+++ PROVIDED RECORDS +++
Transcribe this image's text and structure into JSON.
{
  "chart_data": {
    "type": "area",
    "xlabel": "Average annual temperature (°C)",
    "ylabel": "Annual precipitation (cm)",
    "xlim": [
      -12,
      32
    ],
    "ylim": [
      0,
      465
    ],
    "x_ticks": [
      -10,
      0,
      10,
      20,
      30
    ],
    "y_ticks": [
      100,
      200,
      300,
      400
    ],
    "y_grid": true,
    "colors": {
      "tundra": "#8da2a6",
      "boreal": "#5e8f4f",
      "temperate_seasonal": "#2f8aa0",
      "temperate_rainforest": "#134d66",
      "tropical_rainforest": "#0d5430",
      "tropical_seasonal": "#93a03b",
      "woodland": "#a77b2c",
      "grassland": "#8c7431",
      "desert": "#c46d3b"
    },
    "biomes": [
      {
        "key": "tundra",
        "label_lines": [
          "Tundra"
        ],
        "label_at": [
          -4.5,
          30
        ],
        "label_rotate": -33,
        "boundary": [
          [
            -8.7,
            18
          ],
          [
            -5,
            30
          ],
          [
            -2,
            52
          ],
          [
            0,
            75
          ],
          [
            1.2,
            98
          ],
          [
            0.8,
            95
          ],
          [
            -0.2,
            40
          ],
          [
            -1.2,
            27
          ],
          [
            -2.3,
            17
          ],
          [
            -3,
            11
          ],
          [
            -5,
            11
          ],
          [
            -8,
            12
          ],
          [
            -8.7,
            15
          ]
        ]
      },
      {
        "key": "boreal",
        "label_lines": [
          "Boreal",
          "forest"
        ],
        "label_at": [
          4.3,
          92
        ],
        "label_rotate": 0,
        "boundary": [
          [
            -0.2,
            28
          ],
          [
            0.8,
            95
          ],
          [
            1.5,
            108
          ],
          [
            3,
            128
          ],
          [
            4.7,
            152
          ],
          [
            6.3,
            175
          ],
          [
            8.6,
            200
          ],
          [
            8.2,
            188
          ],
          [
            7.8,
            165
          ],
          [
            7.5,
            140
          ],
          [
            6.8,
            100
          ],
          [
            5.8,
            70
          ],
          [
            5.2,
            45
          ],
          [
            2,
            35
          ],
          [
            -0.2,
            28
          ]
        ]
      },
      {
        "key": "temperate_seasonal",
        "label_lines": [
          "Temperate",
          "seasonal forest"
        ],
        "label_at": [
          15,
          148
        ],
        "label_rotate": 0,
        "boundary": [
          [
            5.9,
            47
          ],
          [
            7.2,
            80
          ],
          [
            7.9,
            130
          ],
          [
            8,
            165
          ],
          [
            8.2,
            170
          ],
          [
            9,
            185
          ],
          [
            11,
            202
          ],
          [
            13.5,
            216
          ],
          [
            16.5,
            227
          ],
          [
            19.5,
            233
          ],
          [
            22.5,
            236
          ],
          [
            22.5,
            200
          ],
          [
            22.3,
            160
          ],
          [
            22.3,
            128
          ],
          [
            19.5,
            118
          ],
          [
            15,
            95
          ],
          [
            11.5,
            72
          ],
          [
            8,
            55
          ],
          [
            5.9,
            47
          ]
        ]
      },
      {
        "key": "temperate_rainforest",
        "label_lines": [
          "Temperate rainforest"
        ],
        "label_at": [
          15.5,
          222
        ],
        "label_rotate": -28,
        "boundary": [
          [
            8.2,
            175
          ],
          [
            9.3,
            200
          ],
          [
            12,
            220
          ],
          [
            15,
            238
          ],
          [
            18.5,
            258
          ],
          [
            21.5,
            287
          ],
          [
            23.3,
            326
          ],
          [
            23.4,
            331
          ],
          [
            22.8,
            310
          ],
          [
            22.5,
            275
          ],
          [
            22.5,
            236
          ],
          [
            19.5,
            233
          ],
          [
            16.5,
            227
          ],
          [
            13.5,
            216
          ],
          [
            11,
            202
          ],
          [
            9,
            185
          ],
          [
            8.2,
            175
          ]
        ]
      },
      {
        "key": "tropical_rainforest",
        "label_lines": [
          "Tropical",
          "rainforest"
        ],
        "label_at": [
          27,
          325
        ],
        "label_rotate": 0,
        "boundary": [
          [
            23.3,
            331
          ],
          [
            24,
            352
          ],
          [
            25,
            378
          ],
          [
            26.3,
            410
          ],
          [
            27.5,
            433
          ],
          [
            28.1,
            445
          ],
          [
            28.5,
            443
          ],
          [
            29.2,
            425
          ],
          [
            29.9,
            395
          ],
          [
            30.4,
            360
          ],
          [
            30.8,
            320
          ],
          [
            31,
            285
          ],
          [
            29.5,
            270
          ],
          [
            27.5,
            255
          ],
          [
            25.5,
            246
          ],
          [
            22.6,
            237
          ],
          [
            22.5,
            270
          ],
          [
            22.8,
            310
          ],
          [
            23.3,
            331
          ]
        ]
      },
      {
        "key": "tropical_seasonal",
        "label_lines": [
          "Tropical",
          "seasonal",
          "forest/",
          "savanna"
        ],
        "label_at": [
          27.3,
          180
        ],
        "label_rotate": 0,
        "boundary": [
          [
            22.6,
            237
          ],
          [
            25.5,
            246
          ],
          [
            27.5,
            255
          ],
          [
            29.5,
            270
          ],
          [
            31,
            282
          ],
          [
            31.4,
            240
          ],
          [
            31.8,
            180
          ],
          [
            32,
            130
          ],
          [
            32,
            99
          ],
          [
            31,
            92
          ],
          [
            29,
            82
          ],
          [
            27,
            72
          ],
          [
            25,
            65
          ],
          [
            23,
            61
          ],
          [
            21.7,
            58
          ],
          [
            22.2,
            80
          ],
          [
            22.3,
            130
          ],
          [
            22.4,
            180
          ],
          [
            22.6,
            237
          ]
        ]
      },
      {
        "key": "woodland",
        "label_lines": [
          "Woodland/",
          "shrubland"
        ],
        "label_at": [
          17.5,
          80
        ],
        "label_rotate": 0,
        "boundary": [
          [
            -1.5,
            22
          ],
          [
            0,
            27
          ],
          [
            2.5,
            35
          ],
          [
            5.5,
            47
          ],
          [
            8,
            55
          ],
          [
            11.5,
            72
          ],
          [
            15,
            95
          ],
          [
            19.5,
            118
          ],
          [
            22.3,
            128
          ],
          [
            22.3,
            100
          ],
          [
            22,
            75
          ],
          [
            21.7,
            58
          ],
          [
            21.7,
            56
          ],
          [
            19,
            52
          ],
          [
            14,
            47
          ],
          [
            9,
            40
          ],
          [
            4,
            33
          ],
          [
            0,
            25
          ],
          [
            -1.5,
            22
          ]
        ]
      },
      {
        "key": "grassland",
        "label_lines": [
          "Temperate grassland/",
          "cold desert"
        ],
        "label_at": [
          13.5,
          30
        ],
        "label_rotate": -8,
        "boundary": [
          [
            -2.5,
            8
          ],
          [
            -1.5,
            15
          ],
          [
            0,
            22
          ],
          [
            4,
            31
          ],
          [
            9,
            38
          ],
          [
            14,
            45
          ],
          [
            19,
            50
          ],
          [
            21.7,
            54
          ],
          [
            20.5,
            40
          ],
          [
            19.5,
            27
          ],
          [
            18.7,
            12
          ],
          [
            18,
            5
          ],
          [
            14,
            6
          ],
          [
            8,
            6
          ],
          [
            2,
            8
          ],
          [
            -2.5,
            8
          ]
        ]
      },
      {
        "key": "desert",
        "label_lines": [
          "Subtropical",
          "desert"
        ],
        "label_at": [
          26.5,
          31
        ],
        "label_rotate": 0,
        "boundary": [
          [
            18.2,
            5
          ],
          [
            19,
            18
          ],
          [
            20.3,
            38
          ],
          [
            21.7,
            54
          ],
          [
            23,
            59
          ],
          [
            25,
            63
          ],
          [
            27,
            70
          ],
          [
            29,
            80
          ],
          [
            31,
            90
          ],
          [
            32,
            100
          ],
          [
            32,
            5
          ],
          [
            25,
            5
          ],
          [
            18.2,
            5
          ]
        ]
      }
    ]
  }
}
+++
# WRITTEN TASK
Every line that holds the word "desert" should be extracted.

# RESPONSE FOR THIS EXERCISE
      "desert": "#c46d3b"
          "cold desert"
        "key": "desert",
          "desert"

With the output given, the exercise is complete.